**Some records**
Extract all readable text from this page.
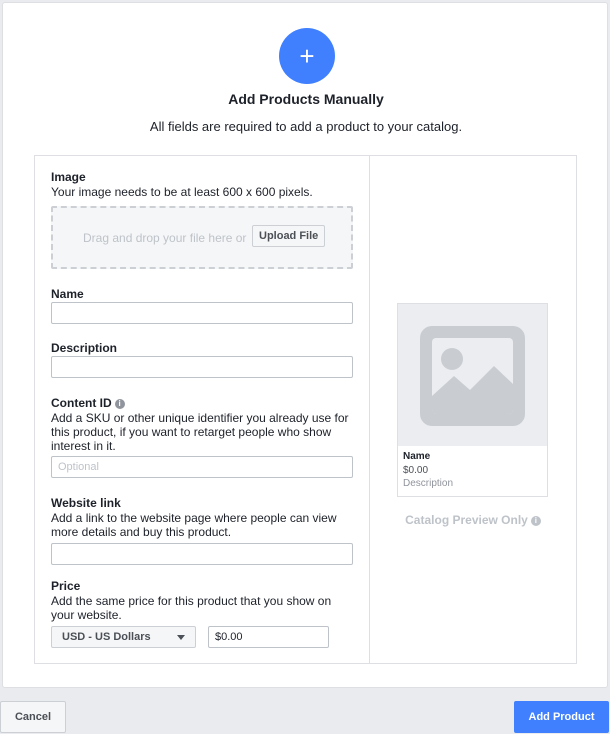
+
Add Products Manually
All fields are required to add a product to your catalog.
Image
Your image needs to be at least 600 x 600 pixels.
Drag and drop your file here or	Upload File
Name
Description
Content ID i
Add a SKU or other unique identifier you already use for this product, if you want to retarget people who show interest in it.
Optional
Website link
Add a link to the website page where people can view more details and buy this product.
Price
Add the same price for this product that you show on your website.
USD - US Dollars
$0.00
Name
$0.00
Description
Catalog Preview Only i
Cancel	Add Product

**Exercise details**
Pictures stay out; reproduce every line of the records exactly.

**Written solution**
Extract all readable text from this page.
+
Add Products Manually
All fields are required to add a product to your catalog.
Image
Your image needs to be at least 600 x 600 pixels.
Drag and drop your file here or	Upload File
Name
Description
Content ID i
Add a SKU or other unique identifier you already use for this product, if you want to retarget people who show interest in it.
Optional
Website link
Add a link to the website page where people can view more details and buy this product.
Price
Add the same price for this product that you show on your website.
USD - US Dollars
$0.00
Name
$0.00
Description
Catalog Preview Only i
Cancel	Add Product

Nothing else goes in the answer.